- Exercise description
Report how many lines contain the word "платежей"; answer with the number only.

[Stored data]

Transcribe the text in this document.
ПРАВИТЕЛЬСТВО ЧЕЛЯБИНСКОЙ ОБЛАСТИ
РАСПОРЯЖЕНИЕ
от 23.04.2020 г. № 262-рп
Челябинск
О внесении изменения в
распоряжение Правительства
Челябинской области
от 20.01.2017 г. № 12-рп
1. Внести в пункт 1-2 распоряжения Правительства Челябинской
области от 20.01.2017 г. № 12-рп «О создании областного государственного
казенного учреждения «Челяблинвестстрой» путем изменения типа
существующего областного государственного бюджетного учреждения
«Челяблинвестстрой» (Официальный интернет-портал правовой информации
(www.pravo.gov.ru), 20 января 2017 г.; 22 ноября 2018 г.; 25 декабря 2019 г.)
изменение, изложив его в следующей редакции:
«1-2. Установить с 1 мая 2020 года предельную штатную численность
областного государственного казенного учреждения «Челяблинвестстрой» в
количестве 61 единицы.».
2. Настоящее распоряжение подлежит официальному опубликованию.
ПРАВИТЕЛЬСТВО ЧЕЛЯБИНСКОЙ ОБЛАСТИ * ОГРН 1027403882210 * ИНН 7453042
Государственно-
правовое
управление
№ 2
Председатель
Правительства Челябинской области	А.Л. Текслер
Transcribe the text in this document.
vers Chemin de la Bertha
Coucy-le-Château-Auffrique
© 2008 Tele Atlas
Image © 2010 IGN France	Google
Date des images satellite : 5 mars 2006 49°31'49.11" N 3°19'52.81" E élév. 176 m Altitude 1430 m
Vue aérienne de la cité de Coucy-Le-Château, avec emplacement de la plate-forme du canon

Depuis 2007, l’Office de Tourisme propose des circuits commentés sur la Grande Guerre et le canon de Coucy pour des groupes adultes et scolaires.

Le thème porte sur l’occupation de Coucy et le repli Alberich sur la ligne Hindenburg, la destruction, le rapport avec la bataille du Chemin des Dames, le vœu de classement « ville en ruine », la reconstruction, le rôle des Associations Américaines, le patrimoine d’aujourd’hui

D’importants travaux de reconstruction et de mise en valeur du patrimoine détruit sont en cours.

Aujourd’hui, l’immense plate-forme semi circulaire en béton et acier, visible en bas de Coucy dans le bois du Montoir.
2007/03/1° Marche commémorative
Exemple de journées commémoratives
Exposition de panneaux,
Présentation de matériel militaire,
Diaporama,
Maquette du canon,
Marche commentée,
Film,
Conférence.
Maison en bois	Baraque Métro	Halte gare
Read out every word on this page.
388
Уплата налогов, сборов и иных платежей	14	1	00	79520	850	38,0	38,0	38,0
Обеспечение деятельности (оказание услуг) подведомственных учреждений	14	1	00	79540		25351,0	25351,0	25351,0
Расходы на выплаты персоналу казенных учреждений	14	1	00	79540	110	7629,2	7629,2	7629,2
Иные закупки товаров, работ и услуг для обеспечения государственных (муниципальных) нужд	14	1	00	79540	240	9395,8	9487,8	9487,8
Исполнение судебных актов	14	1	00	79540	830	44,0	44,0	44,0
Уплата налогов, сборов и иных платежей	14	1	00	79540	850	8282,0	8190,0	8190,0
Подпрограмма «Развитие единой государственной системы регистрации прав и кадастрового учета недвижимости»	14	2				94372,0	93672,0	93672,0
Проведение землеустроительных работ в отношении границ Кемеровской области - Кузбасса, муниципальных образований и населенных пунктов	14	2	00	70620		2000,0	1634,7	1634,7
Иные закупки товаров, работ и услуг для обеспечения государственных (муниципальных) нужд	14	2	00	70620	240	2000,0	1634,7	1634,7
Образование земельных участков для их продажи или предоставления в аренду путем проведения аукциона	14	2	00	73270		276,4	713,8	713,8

- Correct answer
2